◆ WHAT TO WORK ON ◆
Going through the material below, please gather all lines with the word "Schwendke" in them.

◆ MATERIAL SHOWN ◆
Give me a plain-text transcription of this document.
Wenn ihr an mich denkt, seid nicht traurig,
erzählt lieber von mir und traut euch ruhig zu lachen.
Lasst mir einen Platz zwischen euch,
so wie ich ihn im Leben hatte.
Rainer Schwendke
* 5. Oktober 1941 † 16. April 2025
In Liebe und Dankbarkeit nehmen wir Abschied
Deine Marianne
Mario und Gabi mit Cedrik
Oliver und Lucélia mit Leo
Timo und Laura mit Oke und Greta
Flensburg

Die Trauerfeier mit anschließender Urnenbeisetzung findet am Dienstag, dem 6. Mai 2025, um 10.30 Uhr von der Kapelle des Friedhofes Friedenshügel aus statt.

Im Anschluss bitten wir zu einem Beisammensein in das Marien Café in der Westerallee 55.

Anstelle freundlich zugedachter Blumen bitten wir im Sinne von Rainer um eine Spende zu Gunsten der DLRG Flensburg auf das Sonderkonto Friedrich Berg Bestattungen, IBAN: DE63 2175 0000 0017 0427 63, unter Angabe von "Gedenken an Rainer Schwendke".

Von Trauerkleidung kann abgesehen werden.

◆ SOLUTION ◆
Rainer Schwendke
Anstelle freundlich zugedachter Blumen bitten wir im Sinne von Rainer um eine Spende zu Gunsten der DLRG Flensburg auf das Sonderkonto Friedrich Berg Bestattungen, IBAN: DE63 2175 0000 0017 0427 63, unter Angabe von "Gedenken an Rainer Schwendke".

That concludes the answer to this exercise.